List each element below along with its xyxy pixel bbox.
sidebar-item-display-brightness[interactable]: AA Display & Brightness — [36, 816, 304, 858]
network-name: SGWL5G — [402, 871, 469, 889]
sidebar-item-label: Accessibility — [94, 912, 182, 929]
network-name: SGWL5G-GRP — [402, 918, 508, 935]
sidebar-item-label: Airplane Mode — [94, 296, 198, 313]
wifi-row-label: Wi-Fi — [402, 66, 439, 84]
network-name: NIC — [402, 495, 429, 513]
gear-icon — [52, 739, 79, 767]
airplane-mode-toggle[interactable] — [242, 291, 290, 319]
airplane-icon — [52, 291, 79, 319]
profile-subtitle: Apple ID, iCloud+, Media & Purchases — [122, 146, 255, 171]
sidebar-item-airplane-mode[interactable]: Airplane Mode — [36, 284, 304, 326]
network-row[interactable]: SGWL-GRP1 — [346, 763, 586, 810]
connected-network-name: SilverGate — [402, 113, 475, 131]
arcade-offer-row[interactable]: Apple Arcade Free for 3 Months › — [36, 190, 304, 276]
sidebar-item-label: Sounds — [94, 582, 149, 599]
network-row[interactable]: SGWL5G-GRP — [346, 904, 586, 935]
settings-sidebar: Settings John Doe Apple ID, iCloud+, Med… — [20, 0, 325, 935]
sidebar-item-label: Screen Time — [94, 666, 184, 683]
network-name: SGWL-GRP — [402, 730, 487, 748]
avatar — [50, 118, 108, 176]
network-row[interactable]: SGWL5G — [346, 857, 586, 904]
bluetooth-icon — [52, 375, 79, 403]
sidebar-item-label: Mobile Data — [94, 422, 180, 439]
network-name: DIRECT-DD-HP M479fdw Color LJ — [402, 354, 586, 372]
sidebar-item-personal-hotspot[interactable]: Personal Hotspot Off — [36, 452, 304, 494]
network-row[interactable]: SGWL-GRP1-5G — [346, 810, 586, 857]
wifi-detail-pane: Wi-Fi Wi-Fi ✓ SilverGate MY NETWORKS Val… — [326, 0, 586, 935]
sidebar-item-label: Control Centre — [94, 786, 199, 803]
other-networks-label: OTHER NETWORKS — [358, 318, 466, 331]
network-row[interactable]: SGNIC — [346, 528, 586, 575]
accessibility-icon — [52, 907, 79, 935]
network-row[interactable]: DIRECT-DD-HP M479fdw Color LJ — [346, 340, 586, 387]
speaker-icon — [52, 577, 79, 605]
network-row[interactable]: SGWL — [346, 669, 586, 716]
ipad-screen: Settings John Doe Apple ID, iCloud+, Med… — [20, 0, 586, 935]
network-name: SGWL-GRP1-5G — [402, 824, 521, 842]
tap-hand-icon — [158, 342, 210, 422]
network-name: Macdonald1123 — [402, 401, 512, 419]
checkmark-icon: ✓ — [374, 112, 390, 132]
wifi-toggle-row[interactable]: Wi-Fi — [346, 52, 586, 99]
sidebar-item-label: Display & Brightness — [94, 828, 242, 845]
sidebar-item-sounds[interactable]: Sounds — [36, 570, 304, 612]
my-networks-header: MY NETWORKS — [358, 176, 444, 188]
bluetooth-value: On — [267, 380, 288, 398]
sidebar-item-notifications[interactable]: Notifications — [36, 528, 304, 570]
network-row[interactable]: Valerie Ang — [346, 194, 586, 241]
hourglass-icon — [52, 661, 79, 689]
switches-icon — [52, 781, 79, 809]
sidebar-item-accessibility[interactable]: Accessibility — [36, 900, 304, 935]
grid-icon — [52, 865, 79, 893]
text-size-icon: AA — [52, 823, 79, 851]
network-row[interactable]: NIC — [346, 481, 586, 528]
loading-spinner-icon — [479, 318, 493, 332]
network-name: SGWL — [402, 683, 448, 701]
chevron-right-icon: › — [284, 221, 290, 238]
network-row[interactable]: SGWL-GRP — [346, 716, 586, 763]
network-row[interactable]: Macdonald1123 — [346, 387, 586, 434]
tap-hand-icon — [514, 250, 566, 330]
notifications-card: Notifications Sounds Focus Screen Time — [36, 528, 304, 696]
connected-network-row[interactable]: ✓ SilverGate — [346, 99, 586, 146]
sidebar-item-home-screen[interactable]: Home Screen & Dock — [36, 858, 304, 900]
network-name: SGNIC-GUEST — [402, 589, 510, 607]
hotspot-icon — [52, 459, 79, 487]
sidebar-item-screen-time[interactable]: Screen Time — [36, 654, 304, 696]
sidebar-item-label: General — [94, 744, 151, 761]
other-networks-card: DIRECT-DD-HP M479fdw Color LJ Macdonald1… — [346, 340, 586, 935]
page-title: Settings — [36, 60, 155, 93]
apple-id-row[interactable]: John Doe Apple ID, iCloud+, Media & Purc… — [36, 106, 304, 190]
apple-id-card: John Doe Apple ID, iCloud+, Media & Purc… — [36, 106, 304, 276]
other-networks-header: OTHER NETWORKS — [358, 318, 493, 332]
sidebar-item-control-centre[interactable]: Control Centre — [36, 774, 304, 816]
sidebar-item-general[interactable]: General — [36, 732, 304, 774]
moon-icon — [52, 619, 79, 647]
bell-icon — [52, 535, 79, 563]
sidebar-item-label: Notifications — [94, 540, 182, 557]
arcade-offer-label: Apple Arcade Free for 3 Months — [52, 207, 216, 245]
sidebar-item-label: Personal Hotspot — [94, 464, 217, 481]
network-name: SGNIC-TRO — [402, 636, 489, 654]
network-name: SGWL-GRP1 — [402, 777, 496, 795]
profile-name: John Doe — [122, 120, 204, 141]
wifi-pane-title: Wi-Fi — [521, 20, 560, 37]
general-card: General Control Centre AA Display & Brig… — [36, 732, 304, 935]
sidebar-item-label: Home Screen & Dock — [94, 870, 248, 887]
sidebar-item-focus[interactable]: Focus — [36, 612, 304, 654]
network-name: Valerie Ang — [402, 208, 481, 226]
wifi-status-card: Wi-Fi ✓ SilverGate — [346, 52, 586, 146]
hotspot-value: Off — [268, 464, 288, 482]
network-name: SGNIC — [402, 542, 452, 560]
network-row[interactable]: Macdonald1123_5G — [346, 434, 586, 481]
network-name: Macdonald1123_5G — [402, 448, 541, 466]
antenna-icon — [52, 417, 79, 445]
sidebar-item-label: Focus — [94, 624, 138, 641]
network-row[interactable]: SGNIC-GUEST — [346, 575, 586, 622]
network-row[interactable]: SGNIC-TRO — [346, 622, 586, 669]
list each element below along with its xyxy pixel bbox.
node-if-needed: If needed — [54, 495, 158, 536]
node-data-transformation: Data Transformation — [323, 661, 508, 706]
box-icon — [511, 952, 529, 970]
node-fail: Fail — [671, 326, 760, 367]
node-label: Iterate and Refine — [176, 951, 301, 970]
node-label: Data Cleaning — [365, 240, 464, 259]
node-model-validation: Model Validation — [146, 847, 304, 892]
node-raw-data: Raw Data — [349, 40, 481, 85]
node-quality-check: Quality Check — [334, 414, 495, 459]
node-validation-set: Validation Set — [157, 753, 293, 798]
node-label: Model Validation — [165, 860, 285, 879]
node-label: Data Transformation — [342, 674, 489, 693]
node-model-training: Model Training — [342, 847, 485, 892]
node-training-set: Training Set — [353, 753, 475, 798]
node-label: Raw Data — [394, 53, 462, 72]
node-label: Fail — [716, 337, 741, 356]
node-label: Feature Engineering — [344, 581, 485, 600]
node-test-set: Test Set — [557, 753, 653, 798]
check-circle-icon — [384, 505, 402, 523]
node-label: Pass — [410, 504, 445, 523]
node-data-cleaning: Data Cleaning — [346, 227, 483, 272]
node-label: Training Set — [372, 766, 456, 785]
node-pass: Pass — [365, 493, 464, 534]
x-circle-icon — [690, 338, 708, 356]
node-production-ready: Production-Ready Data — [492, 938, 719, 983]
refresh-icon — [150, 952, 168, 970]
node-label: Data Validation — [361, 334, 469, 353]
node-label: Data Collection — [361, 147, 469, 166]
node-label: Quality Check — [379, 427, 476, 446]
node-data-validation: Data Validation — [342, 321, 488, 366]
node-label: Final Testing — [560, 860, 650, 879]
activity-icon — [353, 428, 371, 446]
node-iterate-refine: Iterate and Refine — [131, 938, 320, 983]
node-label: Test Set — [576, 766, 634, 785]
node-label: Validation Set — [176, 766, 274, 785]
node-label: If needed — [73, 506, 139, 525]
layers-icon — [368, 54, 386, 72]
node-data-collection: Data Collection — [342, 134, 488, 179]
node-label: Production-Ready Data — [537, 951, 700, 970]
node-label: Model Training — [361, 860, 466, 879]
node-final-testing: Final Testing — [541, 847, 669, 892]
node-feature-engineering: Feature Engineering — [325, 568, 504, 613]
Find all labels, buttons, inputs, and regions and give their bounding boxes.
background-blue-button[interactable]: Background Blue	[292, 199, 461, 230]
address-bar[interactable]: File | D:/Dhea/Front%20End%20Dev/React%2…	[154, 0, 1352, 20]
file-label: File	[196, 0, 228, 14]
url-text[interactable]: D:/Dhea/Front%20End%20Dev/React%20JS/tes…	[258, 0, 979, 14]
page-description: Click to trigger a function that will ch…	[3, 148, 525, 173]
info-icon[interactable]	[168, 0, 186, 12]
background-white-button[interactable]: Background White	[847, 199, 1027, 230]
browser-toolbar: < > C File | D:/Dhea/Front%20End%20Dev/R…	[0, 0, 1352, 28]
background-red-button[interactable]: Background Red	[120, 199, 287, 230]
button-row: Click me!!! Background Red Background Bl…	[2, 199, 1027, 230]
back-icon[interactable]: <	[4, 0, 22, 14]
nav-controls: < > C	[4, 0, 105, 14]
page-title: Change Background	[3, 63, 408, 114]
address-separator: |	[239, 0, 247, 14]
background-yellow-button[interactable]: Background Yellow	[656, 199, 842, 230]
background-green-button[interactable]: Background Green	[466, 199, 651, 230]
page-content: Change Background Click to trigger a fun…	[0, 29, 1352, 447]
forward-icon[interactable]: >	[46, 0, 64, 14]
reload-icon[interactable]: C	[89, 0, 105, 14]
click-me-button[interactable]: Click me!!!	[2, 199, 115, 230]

++++++++++

STATED GOAL: Pull out every line of the material above that contains the string "SilverGate". Case matters, so skip lines where the letters differ in case.

EXERCISE OUTPUT:
connected-network-name: SilverGate — [402, 113, 475, 131]
wifi-detail-pane: Wi-Fi Wi-Fi ✓ SilverGate MY NETWORKS Val… — [326, 0, 586, 935]
connected-network-row[interactable]: ✓ SilverGate — [346, 99, 586, 146]
wifi-status-card: Wi-Fi ✓ SilverGate — [346, 52, 586, 146]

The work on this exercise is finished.